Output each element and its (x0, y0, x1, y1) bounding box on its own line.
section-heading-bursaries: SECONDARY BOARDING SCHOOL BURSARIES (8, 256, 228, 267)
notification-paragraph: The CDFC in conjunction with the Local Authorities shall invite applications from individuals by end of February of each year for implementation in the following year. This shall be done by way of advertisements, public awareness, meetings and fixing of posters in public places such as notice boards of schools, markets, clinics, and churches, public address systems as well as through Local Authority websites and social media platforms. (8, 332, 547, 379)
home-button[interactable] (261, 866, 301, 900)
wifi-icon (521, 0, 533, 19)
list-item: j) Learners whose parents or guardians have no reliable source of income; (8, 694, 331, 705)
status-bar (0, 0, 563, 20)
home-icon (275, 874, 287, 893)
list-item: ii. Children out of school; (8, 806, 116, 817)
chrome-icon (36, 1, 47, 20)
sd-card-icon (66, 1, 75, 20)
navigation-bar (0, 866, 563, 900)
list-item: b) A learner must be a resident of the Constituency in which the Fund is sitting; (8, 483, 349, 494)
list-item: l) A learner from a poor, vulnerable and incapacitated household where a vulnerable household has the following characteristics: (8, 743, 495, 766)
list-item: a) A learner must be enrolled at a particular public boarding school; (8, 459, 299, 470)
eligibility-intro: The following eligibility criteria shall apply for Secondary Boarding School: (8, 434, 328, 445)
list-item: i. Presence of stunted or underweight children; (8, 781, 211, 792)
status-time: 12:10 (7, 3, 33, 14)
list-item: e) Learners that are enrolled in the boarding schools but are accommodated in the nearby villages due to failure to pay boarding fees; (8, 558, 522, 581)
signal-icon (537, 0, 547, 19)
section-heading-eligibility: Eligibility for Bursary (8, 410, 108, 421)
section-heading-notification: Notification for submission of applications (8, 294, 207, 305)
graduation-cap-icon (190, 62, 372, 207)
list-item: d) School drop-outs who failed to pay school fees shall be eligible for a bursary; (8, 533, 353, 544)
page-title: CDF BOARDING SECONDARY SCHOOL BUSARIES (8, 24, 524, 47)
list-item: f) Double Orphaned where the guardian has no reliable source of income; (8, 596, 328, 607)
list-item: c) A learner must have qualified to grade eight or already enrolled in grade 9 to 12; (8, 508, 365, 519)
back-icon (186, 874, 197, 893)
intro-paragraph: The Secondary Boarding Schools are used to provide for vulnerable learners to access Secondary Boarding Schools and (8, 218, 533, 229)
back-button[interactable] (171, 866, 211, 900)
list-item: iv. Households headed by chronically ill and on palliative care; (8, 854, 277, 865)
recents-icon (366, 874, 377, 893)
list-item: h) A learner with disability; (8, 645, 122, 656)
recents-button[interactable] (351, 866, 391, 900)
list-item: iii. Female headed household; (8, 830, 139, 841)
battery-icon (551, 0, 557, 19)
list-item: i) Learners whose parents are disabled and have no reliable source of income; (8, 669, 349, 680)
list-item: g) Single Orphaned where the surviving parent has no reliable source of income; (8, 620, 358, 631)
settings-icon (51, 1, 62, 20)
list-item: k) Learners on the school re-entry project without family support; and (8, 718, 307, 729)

### WORK TO BE COMPLETED
Please update the records by rewriting them with every "reliable source of income" changed to "steady source of income" and nothing else altered.

### TASK OUTPUT
Output each element and its (x0, y0, x1, y1) bounding box on its own line.
section-heading-bursaries: SECONDARY BOARDING SCHOOL BURSARIES (8, 256, 228, 267)
notification-paragraph: The CDFC in conjunction with the Local Authorities shall invite applications from individuals by end of February of each year for implementation in the following year. This shall be done by way of advertisements, public awareness, meetings and fixing of posters in public places such as notice boards of schools, markets, clinics, and churches, public address systems as well as through Local Authority websites and social media platforms. (8, 332, 547, 379)
home-button[interactable] (261, 866, 301, 900)
wifi-icon (521, 0, 533, 19)
list-item: j) Learners whose parents or guardians have no steady source of income; (8, 694, 331, 705)
status-bar (0, 0, 563, 20)
home-icon (275, 874, 287, 893)
list-item: ii. Children out of school; (8, 806, 116, 817)
chrome-icon (36, 1, 47, 20)
sd-card-icon (66, 1, 75, 20)
navigation-bar (0, 866, 563, 900)
list-item: b) A learner must be a resident of the Constituency in which the Fund is sitting; (8, 483, 349, 494)
list-item: l) A learner from a poor, vulnerable and incapacitated household where a vulnerable household has the following characteristics: (8, 743, 495, 766)
list-item: a) A learner must be enrolled at a particular public boarding school; (8, 459, 299, 470)
eligibility-intro: The following eligibility criteria shall apply for Secondary Boarding School: (8, 434, 328, 445)
list-item: i. Presence of stunted or underweight children; (8, 781, 211, 792)
status-time: 12:10 (7, 3, 33, 14)
list-item: e) Learners that are enrolled in the boarding schools but are accommodated in the nearby villages due to failure to pay boarding fees; (8, 558, 522, 581)
signal-icon (537, 0, 547, 19)
section-heading-eligibility: Eligibility for Bursary (8, 410, 108, 421)
section-heading-notification: Notification for submission of applications (8, 294, 207, 305)
graduation-cap-icon (190, 62, 372, 207)
list-item: d) School drop-outs who failed to pay school fees shall be eligible for a bursary; (8, 533, 353, 544)
page-title: CDF BOARDING SECONDARY SCHOOL BUSARIES (8, 24, 524, 47)
list-item: f) Double Orphaned where the guardian has no steady source of income; (8, 596, 328, 607)
list-item: c) A learner must have qualified to grade eight or already enrolled in grade 9 to 12; (8, 508, 365, 519)
back-icon (186, 874, 197, 893)
intro-paragraph: The Secondary Boarding Schools are used to provide for vulnerable learners to access Secondary Boarding Schools and (8, 218, 533, 229)
back-button[interactable] (171, 866, 211, 900)
list-item: iv. Households headed by chronically ill and on palliative care; (8, 854, 277, 865)
recents-icon (366, 874, 377, 893)
list-item: h) A learner with disability; (8, 645, 122, 656)
recents-button[interactable] (351, 866, 391, 900)
list-item: iii. Female headed household; (8, 830, 139, 841)
battery-icon (551, 0, 557, 19)
list-item: i) Learners whose parents are disabled and have no steady source of income; (8, 669, 349, 680)
list-item: g) Single Orphaned where the surviving parent has no steady source of income; (8, 620, 358, 631)
settings-icon (51, 1, 62, 20)
list-item: k) Learners on the school re-entry project without family support; and (8, 718, 307, 729)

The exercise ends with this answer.